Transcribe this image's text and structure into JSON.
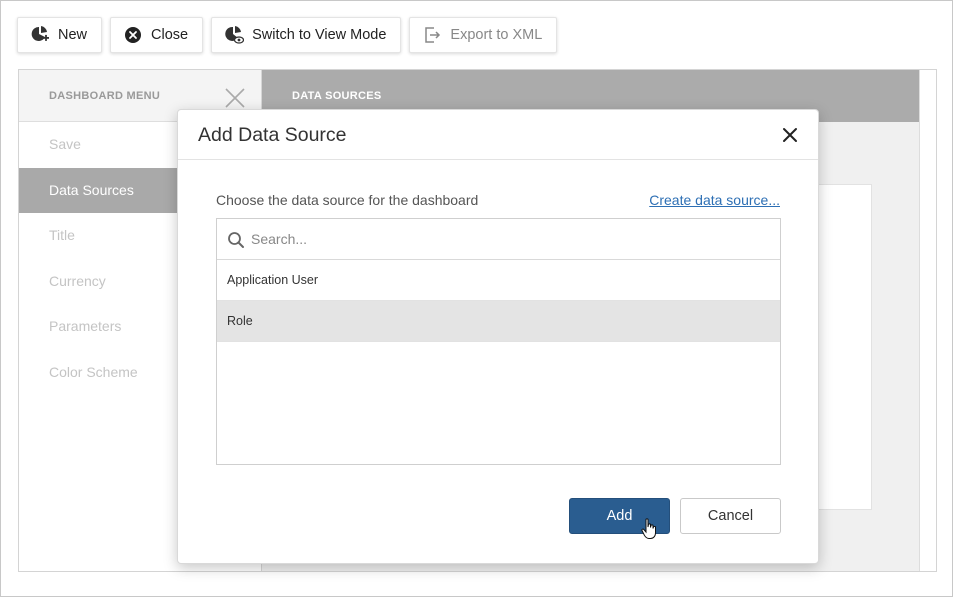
{
  "toolbar": {
    "items": [
      {
        "label": "New",
        "icon": "new-dashboard-icon"
      },
      {
        "label": "Close",
        "icon": "close-circle-icon"
      },
      {
        "label": "Switch to View Mode",
        "icon": "view-mode-icon"
      },
      {
        "label": "Export to XML",
        "icon": "export-icon",
        "disabled": true
      }
    ]
  },
  "dashboard_menu": {
    "title": "DASHBOARD MENU",
    "items": [
      {
        "label": "Save"
      },
      {
        "label": "Data Sources",
        "active": true
      },
      {
        "label": "Title"
      },
      {
        "label": "Currency"
      },
      {
        "label": "Parameters"
      },
      {
        "label": "Color Scheme"
      }
    ]
  },
  "data_sources_panel": {
    "title": "DATA SOURCES"
  },
  "modal": {
    "title": "Add Data Source",
    "prompt": "Choose the data source for the dashboard",
    "create_link": "Create data source...",
    "search_placeholder": "Search...",
    "items": [
      {
        "label": "Application User",
        "selected": false
      },
      {
        "label": "Role",
        "selected": true
      }
    ],
    "add_label": "Add",
    "cancel_label": "Cancel"
  },
  "colors": {
    "primary": "#2a5d90",
    "link": "#2d6fb4",
    "menu_active": "#a9a9a9",
    "panel_header": "#ababab"
  }
}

- [Given instruction] Read the entries above, then pull out the lines that include "true".

- [Task response]
        "disabled": true
        "active": true
        "selected": true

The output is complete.